(Extracts from a graphics dataset)

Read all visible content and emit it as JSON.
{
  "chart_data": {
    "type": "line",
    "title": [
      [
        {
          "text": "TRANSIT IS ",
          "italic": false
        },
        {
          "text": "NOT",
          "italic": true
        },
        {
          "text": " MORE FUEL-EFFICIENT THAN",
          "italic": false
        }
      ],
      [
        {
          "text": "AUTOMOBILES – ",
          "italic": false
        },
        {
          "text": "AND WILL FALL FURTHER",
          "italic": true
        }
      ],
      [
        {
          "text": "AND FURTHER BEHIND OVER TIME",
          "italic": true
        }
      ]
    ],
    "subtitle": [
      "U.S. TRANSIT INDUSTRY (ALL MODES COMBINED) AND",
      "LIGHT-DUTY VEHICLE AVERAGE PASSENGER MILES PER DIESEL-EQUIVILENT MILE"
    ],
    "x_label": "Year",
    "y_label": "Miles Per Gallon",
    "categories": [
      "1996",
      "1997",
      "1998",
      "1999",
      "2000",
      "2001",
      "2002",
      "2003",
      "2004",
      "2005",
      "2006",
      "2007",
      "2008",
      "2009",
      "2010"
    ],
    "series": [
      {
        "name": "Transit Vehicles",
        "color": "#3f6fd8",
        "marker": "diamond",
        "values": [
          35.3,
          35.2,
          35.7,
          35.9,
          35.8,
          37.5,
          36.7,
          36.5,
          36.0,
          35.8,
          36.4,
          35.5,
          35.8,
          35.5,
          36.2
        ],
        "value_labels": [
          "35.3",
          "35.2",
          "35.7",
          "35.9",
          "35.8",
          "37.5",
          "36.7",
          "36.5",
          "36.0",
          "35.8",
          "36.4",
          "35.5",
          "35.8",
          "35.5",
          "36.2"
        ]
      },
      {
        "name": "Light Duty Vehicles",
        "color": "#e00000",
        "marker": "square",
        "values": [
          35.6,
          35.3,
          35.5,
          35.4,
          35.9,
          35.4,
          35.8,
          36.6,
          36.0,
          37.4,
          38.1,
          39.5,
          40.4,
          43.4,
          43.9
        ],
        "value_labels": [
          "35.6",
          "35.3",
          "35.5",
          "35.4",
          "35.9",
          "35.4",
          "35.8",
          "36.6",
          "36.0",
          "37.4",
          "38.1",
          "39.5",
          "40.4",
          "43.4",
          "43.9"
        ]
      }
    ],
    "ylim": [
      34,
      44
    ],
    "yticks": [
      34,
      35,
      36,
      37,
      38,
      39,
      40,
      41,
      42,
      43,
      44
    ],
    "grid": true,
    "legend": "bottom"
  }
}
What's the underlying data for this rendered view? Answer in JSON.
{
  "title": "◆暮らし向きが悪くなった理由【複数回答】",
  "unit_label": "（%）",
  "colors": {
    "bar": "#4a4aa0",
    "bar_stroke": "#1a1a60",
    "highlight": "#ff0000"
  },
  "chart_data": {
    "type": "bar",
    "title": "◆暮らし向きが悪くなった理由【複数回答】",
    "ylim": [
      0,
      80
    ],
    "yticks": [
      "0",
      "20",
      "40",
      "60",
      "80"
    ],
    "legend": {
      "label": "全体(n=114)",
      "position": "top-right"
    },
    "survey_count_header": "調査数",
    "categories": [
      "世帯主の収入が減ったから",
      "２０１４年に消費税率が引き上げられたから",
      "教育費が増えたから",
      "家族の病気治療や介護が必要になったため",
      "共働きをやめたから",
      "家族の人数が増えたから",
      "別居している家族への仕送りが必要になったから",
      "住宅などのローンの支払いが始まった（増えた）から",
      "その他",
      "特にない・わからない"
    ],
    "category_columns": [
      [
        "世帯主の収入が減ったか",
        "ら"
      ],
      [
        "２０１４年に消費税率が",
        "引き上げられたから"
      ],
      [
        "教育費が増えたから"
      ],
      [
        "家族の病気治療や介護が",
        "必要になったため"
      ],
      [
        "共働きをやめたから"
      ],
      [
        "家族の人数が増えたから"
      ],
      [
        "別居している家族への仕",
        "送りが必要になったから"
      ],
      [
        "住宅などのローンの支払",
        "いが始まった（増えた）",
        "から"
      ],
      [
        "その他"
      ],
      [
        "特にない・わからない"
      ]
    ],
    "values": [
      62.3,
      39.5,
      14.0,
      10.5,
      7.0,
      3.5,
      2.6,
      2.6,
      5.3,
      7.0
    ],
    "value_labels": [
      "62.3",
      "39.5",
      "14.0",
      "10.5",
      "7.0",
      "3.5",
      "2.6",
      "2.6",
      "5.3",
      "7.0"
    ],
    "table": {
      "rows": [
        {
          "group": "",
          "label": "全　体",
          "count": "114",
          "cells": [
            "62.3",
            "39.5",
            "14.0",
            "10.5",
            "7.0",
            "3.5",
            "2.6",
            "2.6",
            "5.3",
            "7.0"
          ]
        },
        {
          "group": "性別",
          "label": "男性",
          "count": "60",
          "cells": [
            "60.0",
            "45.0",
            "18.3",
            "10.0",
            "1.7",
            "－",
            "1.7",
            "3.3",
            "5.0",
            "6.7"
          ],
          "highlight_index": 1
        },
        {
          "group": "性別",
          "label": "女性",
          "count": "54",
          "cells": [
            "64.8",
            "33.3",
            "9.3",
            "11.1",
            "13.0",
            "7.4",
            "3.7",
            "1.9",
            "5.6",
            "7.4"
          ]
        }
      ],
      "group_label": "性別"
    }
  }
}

# Exercise brief
Transcribe every entry verbatim.

# Response to this task
Read all visible content and emit it as JSON.
{
  "chart_data": {
    "type": "line",
    "title": [
      [
        {
          "text": "TRANSIT IS ",
          "italic": false
        },
        {
          "text": "NOT",
          "italic": true
        },
        {
          "text": " MORE FUEL-EFFICIENT THAN",
          "italic": false
        }
      ],
      [
        {
          "text": "AUTOMOBILES – ",
          "italic": false
        },
        {
          "text": "AND WILL FALL FURTHER",
          "italic": true
        }
      ],
      [
        {
          "text": "AND FURTHER BEHIND OVER TIME",
          "italic": true
        }
      ]
    ],
    "subtitle": [
      "U.S. TRANSIT INDUSTRY (ALL MODES COMBINED) AND",
      "LIGHT-DUTY VEHICLE AVERAGE PASSENGER MILES PER DIESEL-EQUIVILENT MILE"
    ],
    "x_label": "Year",
    "y_label": "Miles Per Gallon",
    "categories": [
      "1996",
      "1997",
      "1998",
      "1999",
      "2000",
      "2001",
      "2002",
      "2003",
      "2004",
      "2005",
      "2006",
      "2007",
      "2008",
      "2009",
      "2010"
    ],
    "series": [
      {
        "name": "Transit Vehicles",
        "color": "#3f6fd8",
        "marker": "diamond",
        "values": [
          35.3,
          35.2,
          35.7,
          35.9,
          35.8,
          37.5,
          36.7,
          36.5,
          36.0,
          35.8,
          36.4,
          35.5,
          35.8,
          35.5,
          36.2
        ],
        "value_labels": [
          "35.3",
          "35.2",
          "35.7",
          "35.9",
          "35.8",
          "37.5",
          "36.7",
          "36.5",
          "36.0",
          "35.8",
          "36.4",
          "35.5",
          "35.8",
          "35.5",
          "36.2"
        ]
      },
      {
        "name": "Light Duty Vehicles",
        "color": "#e00000",
        "marker": "square",
        "values": [
          35.6,
          35.3,
          35.5,
          35.4,
          35.9,
          35.4,
          35.8,
          36.6,
          36.0,
          37.4,
          38.1,
          39.5,
          40.4,
          43.4,
          43.9
        ],
        "value_labels": [
          "35.6",
          "35.3",
          "35.5",
          "35.4",
          "35.9",
          "35.4",
          "35.8",
          "36.6",
          "36.0",
          "37.4",
          "38.1",
          "39.5",
          "40.4",
          "43.4",
          "43.9"
        ]
      }
    ],
    "ylim": [
      34,
      44
    ],
    "yticks": [
      34,
      35,
      36,
      37,
      38,
      39,
      40,
      41,
      42,
      43,
      44
    ],
    "grid": true,
    "legend": "bottom"
  }
}
What's the underlying data for this rendered view? Answer in JSON.
{
  "title": "◆暮らし向きが悪くなった理由【複数回答】",
  "unit_label": "（%）",
  "colors": {
    "bar": "#4a4aa0",
    "bar_stroke": "#1a1a60",
    "highlight": "#ff0000"
  },
  "chart_data": {
    "type": "bar",
    "title": "◆暮らし向きが悪くなった理由【複数回答】",
    "ylim": [
      0,
      80
    ],
    "yticks": [
      "0",
      "20",
      "40",
      "60",
      "80"
    ],
    "legend": {
      "label": "全体(n=114)",
      "position": "top-right"
    },
    "survey_count_header": "調査数",
    "categories": [
      "世帯主の収入が減ったから",
      "２０１４年に消費税率が引き上げられたから",
      "教育費が増えたから",
      "家族の病気治療や介護が必要になったため",
      "共働きをやめたから",
      "家族の人数が増えたから",
      "別居している家族への仕送りが必要になったから",
      "住宅などのローンの支払いが始まった（増えた）から",
      "その他",
      "特にない・わからない"
    ],
    "category_columns": [
      [
        "世帯主の収入が減ったか",
        "ら"
      ],
      [
        "２０１４年に消費税率が",
        "引き上げられたから"
      ],
      [
        "教育費が増えたから"
      ],
      [
        "家族の病気治療や介護が",
        "必要になったため"
      ],
      [
        "共働きをやめたから"
      ],
      [
        "家族の人数が増えたから"
      ],
      [
        "別居している家族への仕",
        "送りが必要になったから"
      ],
      [
        "住宅などのローンの支払",
        "いが始まった（増えた）",
        "から"
      ],
      [
        "その他"
      ],
      [
        "特にない・わからない"
      ]
    ],
    "values": [
      62.3,
      39.5,
      14.0,
      10.5,
      7.0,
      3.5,
      2.6,
      2.6,
      5.3,
      7.0
    ],
    "value_labels": [
      "62.3",
      "39.5",
      "14.0",
      "10.5",
      "7.0",
      "3.5",
      "2.6",
      "2.6",
      "5.3",
      "7.0"
    ],
    "table": {
      "rows": [
        {
          "group": "",
          "label": "全　体",
          "count": "114",
          "cells": [
            "62.3",
            "39.5",
            "14.0",
            "10.5",
            "7.0",
            "3.5",
            "2.6",
            "2.6",
            "5.3",
            "7.0"
          ]
        },
        {
          "group": "性別",
          "label": "男性",
          "count": "60",
          "cells": [
            "60.0",
            "45.0",
            "18.3",
            "10.0",
            "1.7",
            "－",
            "1.7",
            "3.3",
            "5.0",
            "6.7"
          ],
          "highlight_index": 1
        },
        {
          "group": "性別",
          "label": "女性",
          "count": "54",
          "cells": [
            "64.8",
            "33.3",
            "9.3",
            "11.1",
            "13.0",
            "7.4",
            "3.7",
            "1.9",
            "5.6",
            "7.4"
          ]
        }
      ],
      "group_label": "性別"
    }
  }
}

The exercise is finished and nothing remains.